··· Input records
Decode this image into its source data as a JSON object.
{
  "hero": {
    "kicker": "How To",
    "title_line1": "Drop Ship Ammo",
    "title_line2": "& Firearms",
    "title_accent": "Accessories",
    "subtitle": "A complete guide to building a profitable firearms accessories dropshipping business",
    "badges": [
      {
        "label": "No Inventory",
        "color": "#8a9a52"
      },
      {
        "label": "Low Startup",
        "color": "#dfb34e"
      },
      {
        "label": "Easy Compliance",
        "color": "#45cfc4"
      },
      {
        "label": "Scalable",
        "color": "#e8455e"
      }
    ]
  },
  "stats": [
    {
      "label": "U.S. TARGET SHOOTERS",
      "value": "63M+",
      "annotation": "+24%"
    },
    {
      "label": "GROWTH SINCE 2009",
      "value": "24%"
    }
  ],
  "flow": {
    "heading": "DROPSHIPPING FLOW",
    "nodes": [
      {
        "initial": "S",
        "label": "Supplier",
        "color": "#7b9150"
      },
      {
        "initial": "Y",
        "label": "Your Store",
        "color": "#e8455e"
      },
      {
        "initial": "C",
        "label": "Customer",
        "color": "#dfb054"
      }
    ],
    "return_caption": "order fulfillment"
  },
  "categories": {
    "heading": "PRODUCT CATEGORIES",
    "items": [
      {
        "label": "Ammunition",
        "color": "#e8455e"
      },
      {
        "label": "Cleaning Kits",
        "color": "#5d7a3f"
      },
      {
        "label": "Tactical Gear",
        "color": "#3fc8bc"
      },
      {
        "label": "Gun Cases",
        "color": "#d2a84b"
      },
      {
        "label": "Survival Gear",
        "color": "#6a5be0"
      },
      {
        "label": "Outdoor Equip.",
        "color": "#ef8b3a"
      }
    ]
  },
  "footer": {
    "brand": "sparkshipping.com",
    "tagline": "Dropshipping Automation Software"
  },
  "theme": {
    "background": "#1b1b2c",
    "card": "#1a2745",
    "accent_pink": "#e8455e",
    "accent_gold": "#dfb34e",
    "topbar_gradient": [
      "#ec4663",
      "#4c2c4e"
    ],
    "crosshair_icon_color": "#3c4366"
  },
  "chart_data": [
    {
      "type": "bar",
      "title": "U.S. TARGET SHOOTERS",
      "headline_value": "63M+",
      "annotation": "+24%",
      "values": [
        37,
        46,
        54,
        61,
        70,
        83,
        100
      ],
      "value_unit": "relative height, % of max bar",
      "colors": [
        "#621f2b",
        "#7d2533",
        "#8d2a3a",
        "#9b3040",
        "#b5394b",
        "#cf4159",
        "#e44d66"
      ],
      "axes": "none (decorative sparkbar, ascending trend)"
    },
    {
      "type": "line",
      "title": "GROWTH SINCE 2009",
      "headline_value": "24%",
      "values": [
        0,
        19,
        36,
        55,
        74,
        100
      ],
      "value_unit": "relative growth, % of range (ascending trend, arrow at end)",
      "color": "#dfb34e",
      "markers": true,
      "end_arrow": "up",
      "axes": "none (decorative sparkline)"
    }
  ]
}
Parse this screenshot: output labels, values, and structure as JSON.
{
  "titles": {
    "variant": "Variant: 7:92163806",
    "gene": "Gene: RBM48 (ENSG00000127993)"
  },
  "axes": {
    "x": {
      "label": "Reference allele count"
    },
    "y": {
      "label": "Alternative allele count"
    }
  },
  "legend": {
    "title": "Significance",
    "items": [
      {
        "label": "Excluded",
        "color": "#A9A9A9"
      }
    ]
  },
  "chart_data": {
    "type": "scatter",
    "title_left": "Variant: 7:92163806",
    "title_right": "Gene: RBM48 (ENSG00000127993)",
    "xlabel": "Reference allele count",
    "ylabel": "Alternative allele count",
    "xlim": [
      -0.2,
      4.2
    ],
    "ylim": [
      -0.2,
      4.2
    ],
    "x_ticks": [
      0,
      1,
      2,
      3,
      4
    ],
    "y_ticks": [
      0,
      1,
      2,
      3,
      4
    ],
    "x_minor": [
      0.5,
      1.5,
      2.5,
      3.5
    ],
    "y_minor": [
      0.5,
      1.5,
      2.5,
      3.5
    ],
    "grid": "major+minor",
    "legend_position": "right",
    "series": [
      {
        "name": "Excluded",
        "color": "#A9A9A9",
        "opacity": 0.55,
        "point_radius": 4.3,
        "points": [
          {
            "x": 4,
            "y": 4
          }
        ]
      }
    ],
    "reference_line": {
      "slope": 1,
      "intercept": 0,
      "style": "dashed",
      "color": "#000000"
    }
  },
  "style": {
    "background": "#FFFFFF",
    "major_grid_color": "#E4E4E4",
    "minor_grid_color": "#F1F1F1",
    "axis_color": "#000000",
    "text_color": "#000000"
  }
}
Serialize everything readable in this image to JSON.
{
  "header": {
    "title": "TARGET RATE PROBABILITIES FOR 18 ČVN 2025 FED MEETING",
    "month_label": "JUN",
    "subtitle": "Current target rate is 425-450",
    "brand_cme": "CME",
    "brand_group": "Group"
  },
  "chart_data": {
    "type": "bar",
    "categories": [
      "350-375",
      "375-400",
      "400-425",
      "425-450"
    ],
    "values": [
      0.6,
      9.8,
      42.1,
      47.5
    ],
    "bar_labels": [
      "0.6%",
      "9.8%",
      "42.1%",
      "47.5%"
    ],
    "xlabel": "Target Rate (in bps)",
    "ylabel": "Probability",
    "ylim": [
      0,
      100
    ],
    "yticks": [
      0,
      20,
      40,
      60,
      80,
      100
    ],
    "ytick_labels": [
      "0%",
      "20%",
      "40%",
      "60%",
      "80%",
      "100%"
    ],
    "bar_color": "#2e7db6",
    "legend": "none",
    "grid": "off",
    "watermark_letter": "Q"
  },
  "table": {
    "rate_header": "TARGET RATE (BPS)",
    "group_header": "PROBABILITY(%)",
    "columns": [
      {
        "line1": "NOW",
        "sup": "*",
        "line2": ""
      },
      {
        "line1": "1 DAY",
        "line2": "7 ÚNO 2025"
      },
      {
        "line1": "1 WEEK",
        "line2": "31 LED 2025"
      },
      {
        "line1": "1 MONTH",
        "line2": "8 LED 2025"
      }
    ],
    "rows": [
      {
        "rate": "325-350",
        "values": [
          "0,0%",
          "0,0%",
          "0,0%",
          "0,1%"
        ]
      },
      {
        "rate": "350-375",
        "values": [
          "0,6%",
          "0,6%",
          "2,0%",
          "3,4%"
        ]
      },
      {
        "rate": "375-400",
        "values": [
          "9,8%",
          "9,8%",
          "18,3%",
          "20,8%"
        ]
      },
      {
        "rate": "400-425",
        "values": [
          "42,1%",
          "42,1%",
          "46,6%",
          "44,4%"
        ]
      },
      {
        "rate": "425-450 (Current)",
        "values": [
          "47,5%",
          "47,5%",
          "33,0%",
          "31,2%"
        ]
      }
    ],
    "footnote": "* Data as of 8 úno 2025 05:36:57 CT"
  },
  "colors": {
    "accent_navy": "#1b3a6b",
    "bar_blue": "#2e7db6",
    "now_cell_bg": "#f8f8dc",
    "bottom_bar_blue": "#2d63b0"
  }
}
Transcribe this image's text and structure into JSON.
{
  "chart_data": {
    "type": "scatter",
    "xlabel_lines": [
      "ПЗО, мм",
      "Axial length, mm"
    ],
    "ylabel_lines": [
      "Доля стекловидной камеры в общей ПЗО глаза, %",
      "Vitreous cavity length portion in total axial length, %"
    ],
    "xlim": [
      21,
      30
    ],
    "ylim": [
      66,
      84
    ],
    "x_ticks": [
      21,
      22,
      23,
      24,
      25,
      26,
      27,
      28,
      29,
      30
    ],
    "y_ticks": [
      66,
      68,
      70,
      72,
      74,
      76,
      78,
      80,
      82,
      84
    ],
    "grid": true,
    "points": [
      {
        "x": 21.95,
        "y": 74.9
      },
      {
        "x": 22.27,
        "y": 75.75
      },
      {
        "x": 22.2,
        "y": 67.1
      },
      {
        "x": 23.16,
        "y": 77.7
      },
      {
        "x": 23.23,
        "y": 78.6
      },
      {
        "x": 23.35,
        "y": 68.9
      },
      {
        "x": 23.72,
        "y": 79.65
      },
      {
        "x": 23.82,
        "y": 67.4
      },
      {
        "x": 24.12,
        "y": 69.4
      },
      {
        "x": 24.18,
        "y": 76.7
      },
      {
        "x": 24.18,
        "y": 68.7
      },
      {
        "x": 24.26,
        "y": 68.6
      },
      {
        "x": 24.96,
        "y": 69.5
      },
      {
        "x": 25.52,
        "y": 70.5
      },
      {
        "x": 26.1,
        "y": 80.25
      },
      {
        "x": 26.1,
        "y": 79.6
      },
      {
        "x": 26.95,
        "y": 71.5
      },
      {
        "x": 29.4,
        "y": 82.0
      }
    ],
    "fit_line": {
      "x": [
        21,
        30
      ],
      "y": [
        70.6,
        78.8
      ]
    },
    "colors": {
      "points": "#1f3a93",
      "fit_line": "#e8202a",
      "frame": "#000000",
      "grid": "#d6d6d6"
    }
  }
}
······
• **What to do**
Every line from the line containing "Transcribe this image's" to the last line of the material above must be repeated exactly, and no other line.

• **Solution for this exercise**
Transcribe this image's text and structure into JSON.
{
  "chart_data": {
    "type": "scatter",
    "xlabel_lines": [
      "ПЗО, мм",
      "Axial length, mm"
    ],
    "ylabel_lines": [
      "Доля стекловидной камеры в общей ПЗО глаза, %",
      "Vitreous cavity length portion in total axial length, %"
    ],
    "xlim": [
      21,
      30
    ],
    "ylim": [
      66,
      84
    ],
    "x_ticks": [
      21,
      22,
      23,
      24,
      25,
      26,
      27,
      28,
      29,
      30
    ],
    "y_ticks": [
      66,
      68,
      70,
      72,
      74,
      76,
      78,
      80,
      82,
      84
    ],
    "grid": true,
    "points": [
      {
        "x": 21.95,
        "y": 74.9
      },
      {
        "x": 22.27,
        "y": 75.75
      },
      {
        "x": 22.2,
        "y": 67.1
      },
      {
        "x": 23.16,
        "y": 77.7
      },
      {
        "x": 23.23,
        "y": 78.6
      },
      {
        "x": 23.35,
        "y": 68.9
      },
      {
        "x": 23.72,
        "y": 79.65
      },
      {
        "x": 23.82,
        "y": 67.4
      },
      {
        "x": 24.12,
        "y": 69.4
      },
      {
        "x": 24.18,
        "y": 76.7
      },
      {
        "x": 24.18,
        "y": 68.7
      },
      {
        "x": 24.26,
        "y": 68.6
      },
      {
        "x": 24.96,
        "y": 69.5
      },
      {
        "x": 25.52,
        "y": 70.5
      },
      {
        "x": 26.1,
        "y": 80.25
      },
      {
        "x": 26.1,
        "y": 79.6
      },
      {
        "x": 26.95,
        "y": 71.5
      },
      {
        "x": 29.4,
        "y": 82.0
      }
    ],
    "fit_line": {
      "x": [
        21,
        30
      ],
      "y": [
        70.6,
        78.8
      ]
    },
    "colors": {
      "points": "#1f3a93",
      "fit_line": "#e8202a",
      "frame": "#000000",
      "grid": "#d6d6d6"
    }
  }
}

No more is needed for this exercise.